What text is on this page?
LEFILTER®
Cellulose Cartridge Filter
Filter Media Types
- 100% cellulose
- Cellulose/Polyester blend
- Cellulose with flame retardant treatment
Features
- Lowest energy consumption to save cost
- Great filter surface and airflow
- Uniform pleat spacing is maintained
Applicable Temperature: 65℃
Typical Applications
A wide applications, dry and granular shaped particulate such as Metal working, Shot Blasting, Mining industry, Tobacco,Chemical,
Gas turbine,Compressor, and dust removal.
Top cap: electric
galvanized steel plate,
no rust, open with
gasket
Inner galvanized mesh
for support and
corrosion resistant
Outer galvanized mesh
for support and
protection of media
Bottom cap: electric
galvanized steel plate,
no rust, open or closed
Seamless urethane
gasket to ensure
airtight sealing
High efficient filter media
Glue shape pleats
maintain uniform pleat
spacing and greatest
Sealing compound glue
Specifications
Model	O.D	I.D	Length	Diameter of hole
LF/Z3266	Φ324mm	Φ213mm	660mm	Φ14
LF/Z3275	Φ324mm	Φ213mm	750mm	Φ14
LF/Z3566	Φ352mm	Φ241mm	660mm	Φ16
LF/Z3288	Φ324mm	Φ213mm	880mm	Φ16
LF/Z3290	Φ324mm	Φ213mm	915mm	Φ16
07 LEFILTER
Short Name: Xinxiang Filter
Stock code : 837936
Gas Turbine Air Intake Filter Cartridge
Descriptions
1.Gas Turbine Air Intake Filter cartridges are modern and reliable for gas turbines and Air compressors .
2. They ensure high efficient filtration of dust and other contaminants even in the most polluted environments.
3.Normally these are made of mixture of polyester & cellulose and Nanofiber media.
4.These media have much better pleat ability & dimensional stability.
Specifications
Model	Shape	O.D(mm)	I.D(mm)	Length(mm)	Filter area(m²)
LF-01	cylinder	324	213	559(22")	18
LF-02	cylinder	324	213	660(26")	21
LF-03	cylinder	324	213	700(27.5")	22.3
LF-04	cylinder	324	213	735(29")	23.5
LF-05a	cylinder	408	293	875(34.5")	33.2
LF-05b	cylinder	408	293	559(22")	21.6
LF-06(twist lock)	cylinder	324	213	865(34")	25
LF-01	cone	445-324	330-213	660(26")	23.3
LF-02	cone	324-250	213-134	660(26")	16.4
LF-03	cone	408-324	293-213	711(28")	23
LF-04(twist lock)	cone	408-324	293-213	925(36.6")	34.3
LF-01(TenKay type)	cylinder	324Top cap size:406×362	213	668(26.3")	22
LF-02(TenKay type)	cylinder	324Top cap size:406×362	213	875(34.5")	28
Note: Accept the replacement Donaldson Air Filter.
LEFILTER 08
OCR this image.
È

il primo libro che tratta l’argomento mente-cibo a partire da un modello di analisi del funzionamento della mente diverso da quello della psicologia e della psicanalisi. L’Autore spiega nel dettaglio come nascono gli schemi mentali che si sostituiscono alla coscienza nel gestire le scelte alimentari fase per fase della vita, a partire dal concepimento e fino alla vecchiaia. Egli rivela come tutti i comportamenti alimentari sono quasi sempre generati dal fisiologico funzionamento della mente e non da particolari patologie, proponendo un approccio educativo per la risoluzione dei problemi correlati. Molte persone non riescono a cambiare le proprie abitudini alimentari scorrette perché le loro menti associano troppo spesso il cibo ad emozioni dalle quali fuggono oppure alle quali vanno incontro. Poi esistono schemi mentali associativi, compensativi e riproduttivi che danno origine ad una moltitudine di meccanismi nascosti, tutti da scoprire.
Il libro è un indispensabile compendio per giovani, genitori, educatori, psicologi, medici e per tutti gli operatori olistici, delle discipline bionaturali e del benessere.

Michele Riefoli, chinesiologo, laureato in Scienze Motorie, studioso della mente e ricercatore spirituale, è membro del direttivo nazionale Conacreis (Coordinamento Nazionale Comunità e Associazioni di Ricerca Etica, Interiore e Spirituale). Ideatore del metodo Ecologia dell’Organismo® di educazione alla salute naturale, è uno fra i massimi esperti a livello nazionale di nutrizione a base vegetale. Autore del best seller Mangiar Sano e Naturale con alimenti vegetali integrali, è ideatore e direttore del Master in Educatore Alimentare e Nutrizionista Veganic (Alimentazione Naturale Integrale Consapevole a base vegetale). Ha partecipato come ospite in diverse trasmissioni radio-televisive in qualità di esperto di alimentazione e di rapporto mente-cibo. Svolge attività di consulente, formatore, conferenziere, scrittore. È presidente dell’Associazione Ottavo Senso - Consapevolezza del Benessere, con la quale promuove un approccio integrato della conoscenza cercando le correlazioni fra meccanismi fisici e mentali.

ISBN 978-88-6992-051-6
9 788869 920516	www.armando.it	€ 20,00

--- --- ---

• [Problem details]:
Read through the lines above and collect those that contain the string "Length".

• [The response]:
Model	O.D	I.D	Length	Diameter of hole
Model	Shape	O.D(mm)	I.D(mm)	Length(mm)	Filter area(m²)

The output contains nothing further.